WRITTEN PROBLEM >> Scan the data that follows and count the lines with the string "mslug"; answer with the count alone.

Stored data entries >>
------------------------------------------------------------
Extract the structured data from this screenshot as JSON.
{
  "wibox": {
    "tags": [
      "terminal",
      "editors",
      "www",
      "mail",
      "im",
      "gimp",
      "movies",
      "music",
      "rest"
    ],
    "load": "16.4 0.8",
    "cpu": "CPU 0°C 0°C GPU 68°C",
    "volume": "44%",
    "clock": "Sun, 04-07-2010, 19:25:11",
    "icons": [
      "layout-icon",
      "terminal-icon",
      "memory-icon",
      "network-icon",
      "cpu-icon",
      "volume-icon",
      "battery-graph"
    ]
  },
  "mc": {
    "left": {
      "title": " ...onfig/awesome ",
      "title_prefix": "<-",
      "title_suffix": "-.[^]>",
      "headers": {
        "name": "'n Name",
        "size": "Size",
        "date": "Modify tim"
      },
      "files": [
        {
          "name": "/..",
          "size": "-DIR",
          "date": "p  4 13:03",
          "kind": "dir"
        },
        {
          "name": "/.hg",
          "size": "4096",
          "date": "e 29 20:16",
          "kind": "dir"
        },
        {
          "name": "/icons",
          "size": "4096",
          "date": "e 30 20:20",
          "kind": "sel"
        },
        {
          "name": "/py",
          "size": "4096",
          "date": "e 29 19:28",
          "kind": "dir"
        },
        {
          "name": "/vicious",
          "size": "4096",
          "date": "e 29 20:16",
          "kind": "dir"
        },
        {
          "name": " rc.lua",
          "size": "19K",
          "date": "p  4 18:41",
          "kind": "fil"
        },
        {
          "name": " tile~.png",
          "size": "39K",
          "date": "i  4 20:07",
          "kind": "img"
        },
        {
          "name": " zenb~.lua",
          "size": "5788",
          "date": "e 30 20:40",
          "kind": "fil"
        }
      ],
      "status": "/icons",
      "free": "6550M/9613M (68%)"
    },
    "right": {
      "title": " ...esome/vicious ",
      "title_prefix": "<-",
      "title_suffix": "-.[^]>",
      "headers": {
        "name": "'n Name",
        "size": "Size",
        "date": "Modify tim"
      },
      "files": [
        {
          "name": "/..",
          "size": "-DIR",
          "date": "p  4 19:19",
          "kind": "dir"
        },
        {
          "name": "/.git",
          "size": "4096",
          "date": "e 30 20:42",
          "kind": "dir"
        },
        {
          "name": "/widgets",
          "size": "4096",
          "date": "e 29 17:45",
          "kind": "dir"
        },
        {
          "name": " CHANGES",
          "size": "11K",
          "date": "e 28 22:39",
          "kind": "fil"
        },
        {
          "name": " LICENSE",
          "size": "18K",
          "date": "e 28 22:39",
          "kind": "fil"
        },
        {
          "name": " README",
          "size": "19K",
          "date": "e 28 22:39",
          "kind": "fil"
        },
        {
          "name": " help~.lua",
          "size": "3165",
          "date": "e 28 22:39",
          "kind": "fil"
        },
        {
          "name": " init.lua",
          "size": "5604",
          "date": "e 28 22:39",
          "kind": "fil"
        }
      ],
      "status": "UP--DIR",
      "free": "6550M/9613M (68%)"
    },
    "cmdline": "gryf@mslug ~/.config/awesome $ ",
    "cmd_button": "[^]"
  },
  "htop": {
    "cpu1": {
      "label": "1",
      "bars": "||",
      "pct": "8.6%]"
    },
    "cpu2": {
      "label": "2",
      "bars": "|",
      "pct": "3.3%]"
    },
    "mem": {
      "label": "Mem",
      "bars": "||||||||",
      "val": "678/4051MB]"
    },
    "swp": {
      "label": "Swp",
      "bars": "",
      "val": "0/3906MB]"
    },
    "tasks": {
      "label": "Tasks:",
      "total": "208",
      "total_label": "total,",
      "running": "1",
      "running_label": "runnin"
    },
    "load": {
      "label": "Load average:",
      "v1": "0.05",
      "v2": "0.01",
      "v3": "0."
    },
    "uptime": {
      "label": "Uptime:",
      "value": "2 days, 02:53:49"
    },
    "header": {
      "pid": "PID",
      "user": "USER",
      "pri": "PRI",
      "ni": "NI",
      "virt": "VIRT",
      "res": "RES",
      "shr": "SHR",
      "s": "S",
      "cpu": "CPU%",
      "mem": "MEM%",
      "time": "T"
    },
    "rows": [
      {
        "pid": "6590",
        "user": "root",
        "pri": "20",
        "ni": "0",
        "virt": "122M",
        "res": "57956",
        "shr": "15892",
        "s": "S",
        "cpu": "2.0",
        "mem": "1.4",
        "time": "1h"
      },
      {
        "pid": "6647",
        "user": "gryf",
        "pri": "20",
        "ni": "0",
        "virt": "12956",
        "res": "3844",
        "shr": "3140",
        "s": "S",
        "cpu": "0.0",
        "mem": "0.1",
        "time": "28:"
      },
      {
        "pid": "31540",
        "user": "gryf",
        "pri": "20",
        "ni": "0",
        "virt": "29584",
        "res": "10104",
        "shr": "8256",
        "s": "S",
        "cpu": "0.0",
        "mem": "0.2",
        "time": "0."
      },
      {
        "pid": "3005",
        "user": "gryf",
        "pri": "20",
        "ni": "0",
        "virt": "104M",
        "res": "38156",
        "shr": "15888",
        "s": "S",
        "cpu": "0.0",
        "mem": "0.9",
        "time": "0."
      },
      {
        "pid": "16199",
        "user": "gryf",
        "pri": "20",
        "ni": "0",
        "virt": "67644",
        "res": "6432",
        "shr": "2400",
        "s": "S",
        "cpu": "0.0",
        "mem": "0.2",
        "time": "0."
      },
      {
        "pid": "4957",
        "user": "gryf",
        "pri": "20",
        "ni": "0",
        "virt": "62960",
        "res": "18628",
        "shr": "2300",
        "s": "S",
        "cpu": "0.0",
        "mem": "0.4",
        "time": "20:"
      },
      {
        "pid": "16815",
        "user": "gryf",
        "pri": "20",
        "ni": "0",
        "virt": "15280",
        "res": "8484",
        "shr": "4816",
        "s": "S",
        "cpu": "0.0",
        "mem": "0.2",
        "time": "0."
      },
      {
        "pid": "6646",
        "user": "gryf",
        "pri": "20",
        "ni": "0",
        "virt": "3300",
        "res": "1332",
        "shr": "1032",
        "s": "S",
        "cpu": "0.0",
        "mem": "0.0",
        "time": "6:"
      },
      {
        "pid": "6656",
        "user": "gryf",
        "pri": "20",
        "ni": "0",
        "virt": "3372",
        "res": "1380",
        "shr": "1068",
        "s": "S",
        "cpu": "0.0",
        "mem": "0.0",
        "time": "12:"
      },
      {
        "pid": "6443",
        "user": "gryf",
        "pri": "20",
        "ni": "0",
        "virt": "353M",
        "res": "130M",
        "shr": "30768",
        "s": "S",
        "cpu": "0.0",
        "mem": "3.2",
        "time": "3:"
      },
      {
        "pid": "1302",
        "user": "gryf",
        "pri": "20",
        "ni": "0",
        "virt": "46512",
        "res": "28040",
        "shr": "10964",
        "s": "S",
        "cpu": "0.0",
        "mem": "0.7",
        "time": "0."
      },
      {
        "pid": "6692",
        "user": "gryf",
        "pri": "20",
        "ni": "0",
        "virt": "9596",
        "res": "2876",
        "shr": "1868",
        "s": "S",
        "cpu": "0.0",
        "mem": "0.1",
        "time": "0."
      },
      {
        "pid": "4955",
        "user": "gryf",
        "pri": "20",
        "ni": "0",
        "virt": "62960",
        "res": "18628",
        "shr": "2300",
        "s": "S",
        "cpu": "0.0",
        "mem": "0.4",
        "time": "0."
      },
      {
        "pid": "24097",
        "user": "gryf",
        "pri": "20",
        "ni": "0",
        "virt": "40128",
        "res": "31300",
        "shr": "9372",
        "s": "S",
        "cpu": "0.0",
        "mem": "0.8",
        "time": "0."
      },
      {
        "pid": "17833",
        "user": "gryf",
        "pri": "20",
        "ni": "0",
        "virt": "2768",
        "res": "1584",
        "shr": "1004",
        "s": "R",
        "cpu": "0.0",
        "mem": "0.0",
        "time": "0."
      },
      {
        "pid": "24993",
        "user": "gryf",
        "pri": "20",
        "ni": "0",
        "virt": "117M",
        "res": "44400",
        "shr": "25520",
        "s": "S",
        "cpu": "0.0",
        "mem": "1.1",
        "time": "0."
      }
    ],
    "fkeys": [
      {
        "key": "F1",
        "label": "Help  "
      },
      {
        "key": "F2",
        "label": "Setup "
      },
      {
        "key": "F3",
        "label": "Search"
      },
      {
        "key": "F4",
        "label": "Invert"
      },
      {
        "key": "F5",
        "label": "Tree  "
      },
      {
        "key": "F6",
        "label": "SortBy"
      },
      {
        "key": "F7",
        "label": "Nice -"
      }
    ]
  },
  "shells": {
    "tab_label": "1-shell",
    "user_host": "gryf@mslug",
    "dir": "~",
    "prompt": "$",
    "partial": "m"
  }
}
------------------------------------------------------------
COMPLETED TASK >> 2